#### Brief:
Copy nothing but the text: reproduce each line of the listing exactly and leave the pictures out.

◆ ◆ ◆

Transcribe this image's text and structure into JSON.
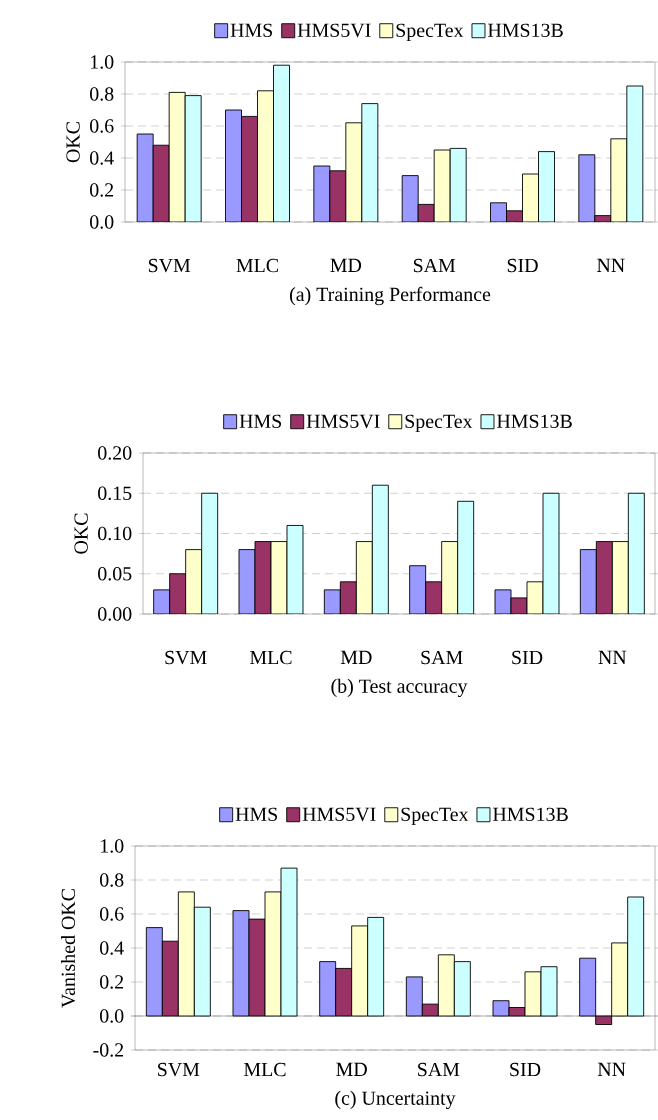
{
  "chart_data": [
    {
      "type": "bar",
      "title": "(a) Training Performance",
      "ylabel": "OKC",
      "categories": [
        "SVM",
        "MLC",
        "MD",
        "SAM",
        "SID",
        "NN"
      ],
      "series": [
        {
          "name": "HMS",
          "color": "#9999ff",
          "values": [
            0.55,
            0.7,
            0.35,
            0.29,
            0.12,
            0.42
          ]
        },
        {
          "name": "HMS5VI",
          "color": "#993366",
          "values": [
            0.48,
            0.66,
            0.32,
            0.11,
            0.07,
            0.04
          ]
        },
        {
          "name": "SpecTex",
          "color": "#ffffcc",
          "values": [
            0.81,
            0.82,
            0.62,
            0.45,
            0.3,
            0.52
          ]
        },
        {
          "name": "HMS13B",
          "color": "#ccffff",
          "values": [
            0.79,
            0.98,
            0.74,
            0.46,
            0.44,
            0.85
          ]
        }
      ],
      "ylim": [
        0,
        1
      ],
      "yticks": [
        {
          "value": 0,
          "label": "0.0"
        },
        0.2,
        0.4,
        0.6,
        0.8,
        {
          "value": 1,
          "label": "1.0"
        }
      ],
      "grid": "y",
      "legend": "top"
    },
    {
      "type": "bar",
      "title": "(b) Test accuracy",
      "ylabel": "OKC",
      "categories": [
        "SVM",
        "MLC",
        "MD",
        "SAM",
        "SID",
        "NN"
      ],
      "series": [
        {
          "name": "HMS",
          "color": "#9999ff",
          "values": [
            0.03,
            0.08,
            0.03,
            0.06,
            0.03,
            0.08
          ]
        },
        {
          "name": "HMS5VI",
          "color": "#993366",
          "values": [
            0.05,
            0.09,
            0.04,
            0.04,
            0.02,
            0.09
          ]
        },
        {
          "name": "SpecTex",
          "color": "#ffffcc",
          "values": [
            0.08,
            0.09,
            0.09,
            0.09,
            0.04,
            0.09
          ]
        },
        {
          "name": "HMS13B",
          "color": "#ccffff",
          "values": [
            0.15,
            0.11,
            0.16,
            0.14,
            0.15,
            0.15
          ]
        }
      ],
      "ylim": [
        0,
        0.2
      ],
      "yticks": [
        {
          "value": 0,
          "label": "0.00"
        },
        0.05,
        {
          "value": 0.1,
          "label": "0.10"
        },
        0.15,
        {
          "value": 0.2,
          "label": "0.20"
        }
      ],
      "grid": "y",
      "legend": "top"
    },
    {
      "type": "bar",
      "title": "(c) Uncertainty",
      "ylabel": "Vanished OKC",
      "categories": [
        "SVM",
        "MLC",
        "MD",
        "SAM",
        "SID",
        "NN"
      ],
      "series": [
        {
          "name": "HMS",
          "color": "#9999ff",
          "values": [
            0.52,
            0.62,
            0.32,
            0.23,
            0.09,
            0.34
          ]
        },
        {
          "name": "HMS5VI",
          "color": "#993366",
          "values": [
            0.44,
            0.57,
            0.28,
            0.07,
            0.05,
            -0.05
          ]
        },
        {
          "name": "SpecTex",
          "color": "#ffffcc",
          "values": [
            0.73,
            0.73,
            0.53,
            0.36,
            0.26,
            0.43
          ]
        },
        {
          "name": "HMS13B",
          "color": "#ccffff",
          "values": [
            0.64,
            0.87,
            0.58,
            0.32,
            0.29,
            0.7
          ]
        }
      ],
      "ylim": [
        -0.2,
        1
      ],
      "yticks": [
        {
          "value": -0.2,
          "label": "-0.2"
        },
        {
          "value": 0,
          "label": "0.0"
        },
        0.2,
        0.4,
        0.6,
        0.8,
        {
          "value": 1,
          "label": "1.0"
        }
      ],
      "grid": "y",
      "legend": "top"
    }
  ]
}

◆ ◆ ◆

#### Complete output:
Transcribe this image's text and structure into JSON.
{
  "chart_data": [
    {
      "type": "bar",
      "title": "(a) Training Performance",
      "ylabel": "OKC",
      "categories": [
        "SVM",
        "MLC",
        "MD",
        "SAM",
        "SID",
        "NN"
      ],
      "series": [
        {
          "name": "HMS",
          "color": "#9999ff",
          "values": [
            0.55,
            0.7,
            0.35,
            0.29,
            0.12,
            0.42
          ]
        },
        {
          "name": "HMS5VI",
          "color": "#993366",
          "values": [
            0.48,
            0.66,
            0.32,
            0.11,
            0.07,
            0.04
          ]
        },
        {
          "name": "SpecTex",
          "color": "#ffffcc",
          "values": [
            0.81,
            0.82,
            0.62,
            0.45,
            0.3,
            0.52
          ]
        },
        {
          "name": "HMS13B",
          "color": "#ccffff",
          "values": [
            0.79,
            0.98,
            0.74,
            0.46,
            0.44,
            0.85
          ]
        }
      ],
      "ylim": [
        0,
        1
      ],
      "yticks": [
        {
          "value": 0,
          "label": "0.0"
        },
        0.2,
        0.4,
        0.6,
        0.8,
        {
          "value": 1,
          "label": "1.0"
        }
      ],
      "grid": "y",
      "legend": "top"
    },
    {
      "type": "bar",
      "title": "(b) Test accuracy",
      "ylabel": "OKC",
      "categories": [
        "SVM",
        "MLC",
        "MD",
        "SAM",
        "SID",
        "NN"
      ],
      "series": [
        {
          "name": "HMS",
          "color": "#9999ff",
          "values": [
            0.03,
            0.08,
            0.03,
            0.06,
            0.03,
            0.08
          ]
        },
        {
          "name": "HMS5VI",
          "color": "#993366",
          "values": [
            0.05,
            0.09,
            0.04,
            0.04,
            0.02,
            0.09
          ]
        },
        {
          "name": "SpecTex",
          "color": "#ffffcc",
          "values": [
            0.08,
            0.09,
            0.09,
            0.09,
            0.04,
            0.09
          ]
        },
        {
          "name": "HMS13B",
          "color": "#ccffff",
          "values": [
            0.15,
            0.11,
            0.16,
            0.14,
            0.15,
            0.15
          ]
        }
      ],
      "ylim": [
        0,
        0.2
      ],
      "yticks": [
        {
          "value": 0,
          "label": "0.00"
        },
        0.05,
        {
          "value": 0.1,
          "label": "0.10"
        },
        0.15,
        {
          "value": 0.2,
          "label": "0.20"
        }
      ],
      "grid": "y",
      "legend": "top"
    },
    {
      "type": "bar",
      "title": "(c) Uncertainty",
      "ylabel": "Vanished OKC",
      "categories": [
        "SVM",
        "MLC",
        "MD",
        "SAM",
        "SID",
        "NN"
      ],
      "series": [
        {
          "name": "HMS",
          "color": "#9999ff",
          "values": [
            0.52,
            0.62,
            0.32,
            0.23,
            0.09,
            0.34
          ]
        },
        {
          "name": "HMS5VI",
          "color": "#993366",
          "values": [
            0.44,
            0.57,
            0.28,
            0.07,
            0.05,
            -0.05
          ]
        },
        {
          "name": "SpecTex",
          "color": "#ffffcc",
          "values": [
            0.73,
            0.73,
            0.53,
            0.36,
            0.26,
            0.43
          ]
        },
        {
          "name": "HMS13B",
          "color": "#ccffff",
          "values": [
            0.64,
            0.87,
            0.58,
            0.32,
            0.29,
            0.7
          ]
        }
      ],
      "ylim": [
        -0.2,
        1
      ],
      "yticks": [
        {
          "value": -0.2,
          "label": "-0.2"
        },
        {
          "value": 0,
          "label": "0.0"
        },
        0.2,
        0.4,
        0.6,
        0.8,
        {
          "value": 1,
          "label": "1.0"
        }
      ],
      "grid": "y",
      "legend": "top"
    }
  ]
}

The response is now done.